--- Start of Exercise data ---

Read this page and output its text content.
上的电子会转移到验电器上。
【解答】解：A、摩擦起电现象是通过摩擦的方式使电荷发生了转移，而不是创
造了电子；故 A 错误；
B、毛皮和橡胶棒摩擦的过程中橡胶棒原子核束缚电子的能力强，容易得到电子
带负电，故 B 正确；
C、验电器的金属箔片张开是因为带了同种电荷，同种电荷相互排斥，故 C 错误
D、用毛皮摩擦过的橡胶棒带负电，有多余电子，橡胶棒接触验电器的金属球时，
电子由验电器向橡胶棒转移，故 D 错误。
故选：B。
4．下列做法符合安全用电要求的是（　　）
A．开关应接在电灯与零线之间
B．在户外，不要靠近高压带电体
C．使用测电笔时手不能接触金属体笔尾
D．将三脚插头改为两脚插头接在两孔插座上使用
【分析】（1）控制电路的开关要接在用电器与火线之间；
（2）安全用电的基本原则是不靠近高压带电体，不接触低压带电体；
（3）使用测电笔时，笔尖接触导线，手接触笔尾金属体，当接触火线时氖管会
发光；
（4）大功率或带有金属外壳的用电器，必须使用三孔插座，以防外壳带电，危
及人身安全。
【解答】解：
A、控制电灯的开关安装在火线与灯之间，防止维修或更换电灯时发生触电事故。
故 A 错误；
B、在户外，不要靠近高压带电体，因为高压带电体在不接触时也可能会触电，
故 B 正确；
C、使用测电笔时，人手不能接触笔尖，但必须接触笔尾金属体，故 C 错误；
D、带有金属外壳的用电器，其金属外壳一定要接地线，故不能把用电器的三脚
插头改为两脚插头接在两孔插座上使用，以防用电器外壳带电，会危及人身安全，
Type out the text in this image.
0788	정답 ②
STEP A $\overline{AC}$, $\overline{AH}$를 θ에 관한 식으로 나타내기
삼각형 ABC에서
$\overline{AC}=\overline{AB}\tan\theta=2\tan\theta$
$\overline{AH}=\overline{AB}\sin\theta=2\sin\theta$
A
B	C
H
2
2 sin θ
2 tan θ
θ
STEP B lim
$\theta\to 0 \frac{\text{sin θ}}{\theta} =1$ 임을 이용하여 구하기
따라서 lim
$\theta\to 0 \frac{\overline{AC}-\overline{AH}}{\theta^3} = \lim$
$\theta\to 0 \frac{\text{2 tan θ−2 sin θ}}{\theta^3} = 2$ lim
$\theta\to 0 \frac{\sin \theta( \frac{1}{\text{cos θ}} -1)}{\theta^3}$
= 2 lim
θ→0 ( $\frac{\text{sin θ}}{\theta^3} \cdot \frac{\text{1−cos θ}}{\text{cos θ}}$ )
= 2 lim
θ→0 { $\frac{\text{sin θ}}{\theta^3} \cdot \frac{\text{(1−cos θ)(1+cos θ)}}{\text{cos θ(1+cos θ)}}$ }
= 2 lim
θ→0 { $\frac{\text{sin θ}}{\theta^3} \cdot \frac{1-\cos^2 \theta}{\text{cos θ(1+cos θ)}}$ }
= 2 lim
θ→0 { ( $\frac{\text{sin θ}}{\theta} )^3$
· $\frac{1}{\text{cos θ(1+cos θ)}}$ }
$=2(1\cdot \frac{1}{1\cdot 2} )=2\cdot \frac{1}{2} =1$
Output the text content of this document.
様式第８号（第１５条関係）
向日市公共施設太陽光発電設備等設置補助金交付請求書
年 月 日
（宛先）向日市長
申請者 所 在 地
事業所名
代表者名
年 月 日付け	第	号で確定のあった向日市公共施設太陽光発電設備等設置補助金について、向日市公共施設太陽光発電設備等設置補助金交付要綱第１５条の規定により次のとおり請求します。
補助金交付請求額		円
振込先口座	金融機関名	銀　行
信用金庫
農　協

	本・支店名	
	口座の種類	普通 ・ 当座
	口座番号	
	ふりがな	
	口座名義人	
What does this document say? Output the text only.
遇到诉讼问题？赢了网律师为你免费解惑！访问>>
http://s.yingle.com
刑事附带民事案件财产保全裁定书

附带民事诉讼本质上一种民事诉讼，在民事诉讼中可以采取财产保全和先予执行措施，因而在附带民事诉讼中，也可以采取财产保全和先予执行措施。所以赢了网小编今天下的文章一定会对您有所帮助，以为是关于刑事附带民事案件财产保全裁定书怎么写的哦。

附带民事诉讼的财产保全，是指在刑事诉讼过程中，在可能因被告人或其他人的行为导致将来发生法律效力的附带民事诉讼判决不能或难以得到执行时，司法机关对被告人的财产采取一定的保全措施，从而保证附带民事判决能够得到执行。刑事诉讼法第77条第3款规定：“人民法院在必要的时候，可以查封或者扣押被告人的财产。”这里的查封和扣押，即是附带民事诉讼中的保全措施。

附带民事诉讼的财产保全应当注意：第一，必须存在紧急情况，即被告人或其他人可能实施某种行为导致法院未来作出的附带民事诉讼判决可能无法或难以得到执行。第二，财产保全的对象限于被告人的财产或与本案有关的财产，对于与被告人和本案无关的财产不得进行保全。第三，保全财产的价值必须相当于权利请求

--- End of Exercise data ---

* **Aim**:
Your task is to repeat every line exactly.

* **Reply**:
Read this page and output its text content.
上的电子会转移到验电器上。
【解答】解：A、摩擦起电现象是通过摩擦的方式使电荷发生了转移，而不是创
造了电子；故 A 错误；
B、毛皮和橡胶棒摩擦的过程中橡胶棒原子核束缚电子的能力强，容易得到电子
带负电，故 B 正确；
C、验电器的金属箔片张开是因为带了同种电荷，同种电荷相互排斥，故 C 错误
D、用毛皮摩擦过的橡胶棒带负电，有多余电子，橡胶棒接触验电器的金属球时，
电子由验电器向橡胶棒转移，故 D 错误。
故选：B。
4．下列做法符合安全用电要求的是（　　）
A．开关应接在电灯与零线之间
B．在户外，不要靠近高压带电体
C．使用测电笔时手不能接触金属体笔尾
D．将三脚插头改为两脚插头接在两孔插座上使用
【分析】（1）控制电路的开关要接在用电器与火线之间；
（2）安全用电的基本原则是不靠近高压带电体，不接触低压带电体；
（3）使用测电笔时，笔尖接触导线，手接触笔尾金属体，当接触火线时氖管会
发光；
（4）大功率或带有金属外壳的用电器，必须使用三孔插座，以防外壳带电，危
及人身安全。
【解答】解：
A、控制电灯的开关安装在火线与灯之间，防止维修或更换电灯时发生触电事故。
故 A 错误；
B、在户外，不要靠近高压带电体，因为高压带电体在不接触时也可能会触电，
故 B 正确；
C、使用测电笔时，人手不能接触笔尖，但必须接触笔尾金属体，故 C 错误；
D、带有金属外壳的用电器，其金属外壳一定要接地线，故不能把用电器的三脚
插头改为两脚插头接在两孔插座上使用，以防用电器外壳带电，会危及人身安全，
Type out the text in this image.
0788	정답 ②
STEP A $\overline{AC}$, $\overline{AH}$를 θ에 관한 식으로 나타내기
삼각형 ABC에서
$\overline{AC}=\overline{AB}\tan\theta=2\tan\theta$
$\overline{AH}=\overline{AB}\sin\theta=2\sin\theta$
A
B	C
H
2
2 sin θ
2 tan θ
θ
STEP B lim
$\theta\to 0 \frac{\text{sin θ}}{\theta} =1$ 임을 이용하여 구하기
따라서 lim
$\theta\to 0 \frac{\overline{AC}-\overline{AH}}{\theta^3} = \lim$
$\theta\to 0 \frac{\text{2 tan θ−2 sin θ}}{\theta^3} = 2$ lim
$\theta\to 0 \frac{\sin \theta( \frac{1}{\text{cos θ}} -1)}{\theta^3}$
= 2 lim
θ→0 ( $\frac{\text{sin θ}}{\theta^3} \cdot \frac{\text{1−cos θ}}{\text{cos θ}}$ )
= 2 lim
θ→0 { $\frac{\text{sin θ}}{\theta^3} \cdot \frac{\text{(1−cos θ)(1+cos θ)}}{\text{cos θ(1+cos θ)}}$ }
= 2 lim
θ→0 { $\frac{\text{sin θ}}{\theta^3} \cdot \frac{1-\cos^2 \theta}{\text{cos θ(1+cos θ)}}$ }
= 2 lim
θ→0 { ( $\frac{\text{sin θ}}{\theta} )^3$
· $\frac{1}{\text{cos θ(1+cos θ)}}$ }
$=2(1\cdot \frac{1}{1\cdot 2} )=2\cdot \frac{1}{2} =1$
Output the text content of this document.
様式第８号（第１５条関係）
向日市公共施設太陽光発電設備等設置補助金交付請求書
年 月 日
（宛先）向日市長
申請者 所 在 地
事業所名
代表者名
年 月 日付け	第	号で確定のあった向日市公共施設太陽光発電設備等設置補助金について、向日市公共施設太陽光発電設備等設置補助金交付要綱第１５条の規定により次のとおり請求します。
補助金交付請求額		円
振込先口座	金融機関名	銀　行
信用金庫
農　協

	本・支店名	
	口座の種類	普通 ・ 当座
	口座番号	
	ふりがな	
	口座名義人	
What does this document say? Output the text only.
遇到诉讼问题？赢了网律师为你免费解惑！访问>>
http://s.yingle.com
刑事附带民事案件财产保全裁定书

附带民事诉讼本质上一种民事诉讼，在民事诉讼中可以采取财产保全和先予执行措施，因而在附带民事诉讼中，也可以采取财产保全和先予执行措施。所以赢了网小编今天下的文章一定会对您有所帮助，以为是关于刑事附带民事案件财产保全裁定书怎么写的哦。

附带民事诉讼的财产保全，是指在刑事诉讼过程中，在可能因被告人或其他人的行为导致将来发生法律效力的附带民事诉讼判决不能或难以得到执行时，司法机关对被告人的财产采取一定的保全措施，从而保证附带民事判决能够得到执行。刑事诉讼法第77条第3款规定：“人民法院在必要的时候，可以查封或者扣押被告人的财产。”这里的查封和扣押，即是附带民事诉讼中的保全措施。

附带民事诉讼的财产保全应当注意：第一，必须存在紧急情况，即被告人或其他人可能实施某种行为导致法院未来作出的附带民事诉讼判决可能无法或难以得到执行。第二，财产保全的对象限于被告人的财产或与本案有关的财产，对于与被告人和本案无关的财产不得进行保全。第三，保全财产的价值必须相当于权利请求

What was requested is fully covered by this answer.